REQUIRED TASK -> Your task is to locate every line holding the string "whether" and to copy each of them.
## Start
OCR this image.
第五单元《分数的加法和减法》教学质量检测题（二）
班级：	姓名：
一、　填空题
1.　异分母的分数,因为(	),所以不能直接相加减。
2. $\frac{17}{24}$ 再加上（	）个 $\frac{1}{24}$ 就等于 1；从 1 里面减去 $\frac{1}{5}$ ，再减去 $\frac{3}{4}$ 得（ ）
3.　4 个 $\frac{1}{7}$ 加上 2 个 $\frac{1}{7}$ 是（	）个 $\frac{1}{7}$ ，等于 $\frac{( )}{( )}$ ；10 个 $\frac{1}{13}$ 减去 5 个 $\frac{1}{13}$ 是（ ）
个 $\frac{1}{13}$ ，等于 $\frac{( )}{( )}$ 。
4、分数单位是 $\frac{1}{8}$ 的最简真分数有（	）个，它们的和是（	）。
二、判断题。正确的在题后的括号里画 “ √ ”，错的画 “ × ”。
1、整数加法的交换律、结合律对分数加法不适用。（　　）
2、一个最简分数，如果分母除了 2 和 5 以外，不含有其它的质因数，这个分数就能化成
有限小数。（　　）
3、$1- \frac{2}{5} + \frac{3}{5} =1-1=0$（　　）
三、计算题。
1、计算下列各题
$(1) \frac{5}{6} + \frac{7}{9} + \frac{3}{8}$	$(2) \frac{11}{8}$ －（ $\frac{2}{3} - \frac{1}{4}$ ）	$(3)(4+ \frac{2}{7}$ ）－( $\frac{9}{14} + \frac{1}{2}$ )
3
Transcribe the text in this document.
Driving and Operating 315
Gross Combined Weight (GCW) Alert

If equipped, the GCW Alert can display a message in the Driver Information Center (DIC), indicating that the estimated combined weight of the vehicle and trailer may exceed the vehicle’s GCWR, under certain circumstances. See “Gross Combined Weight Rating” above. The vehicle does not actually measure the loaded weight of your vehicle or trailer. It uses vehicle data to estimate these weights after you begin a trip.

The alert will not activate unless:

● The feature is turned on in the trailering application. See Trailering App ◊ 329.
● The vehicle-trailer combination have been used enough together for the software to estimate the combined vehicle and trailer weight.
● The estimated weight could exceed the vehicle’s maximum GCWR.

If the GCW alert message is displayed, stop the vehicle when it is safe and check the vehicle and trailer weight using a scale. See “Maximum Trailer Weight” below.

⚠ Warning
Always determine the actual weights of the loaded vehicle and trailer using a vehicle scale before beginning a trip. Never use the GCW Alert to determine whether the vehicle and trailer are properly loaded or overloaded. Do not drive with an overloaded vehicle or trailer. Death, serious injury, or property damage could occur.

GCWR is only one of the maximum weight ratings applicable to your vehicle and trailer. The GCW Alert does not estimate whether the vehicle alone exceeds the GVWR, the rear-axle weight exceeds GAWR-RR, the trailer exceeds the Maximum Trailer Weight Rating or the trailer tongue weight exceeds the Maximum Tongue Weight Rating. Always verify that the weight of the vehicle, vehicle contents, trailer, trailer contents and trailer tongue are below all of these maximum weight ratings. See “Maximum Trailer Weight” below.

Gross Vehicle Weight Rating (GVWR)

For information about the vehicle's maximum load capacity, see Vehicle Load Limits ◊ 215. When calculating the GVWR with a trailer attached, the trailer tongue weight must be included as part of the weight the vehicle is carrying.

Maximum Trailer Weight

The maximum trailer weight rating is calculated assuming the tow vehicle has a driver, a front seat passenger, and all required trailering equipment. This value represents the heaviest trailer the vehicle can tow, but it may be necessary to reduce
## End
TASK RESPONSE ->
Always determine the actual weights of the loaded vehicle and trailer using a vehicle scale before beginning a trip. Never use the GCW Alert to determine whether the vehicle and trailer are properly loaded or overloaded. Do not drive with an overloaded vehicle or trailer. Death, serious injury, or property damage could occur.
GCWR is only one of the maximum weight ratings applicable to your vehicle and trailer. The GCW Alert does not estimate whether the vehicle alone exceeds the GVWR, the rear-axle weight exceeds GAWR-RR, the trailer exceeds the Maximum Trailer Weight Rating or the trailer tongue weight exceeds the Maximum Tongue Weight Rating. Always verify that the weight of the vehicle, vehicle contents, trailer, trailer contents and trailer tongue are below all of these maximum weight ratings. See “Maximum Trailer Weight” below.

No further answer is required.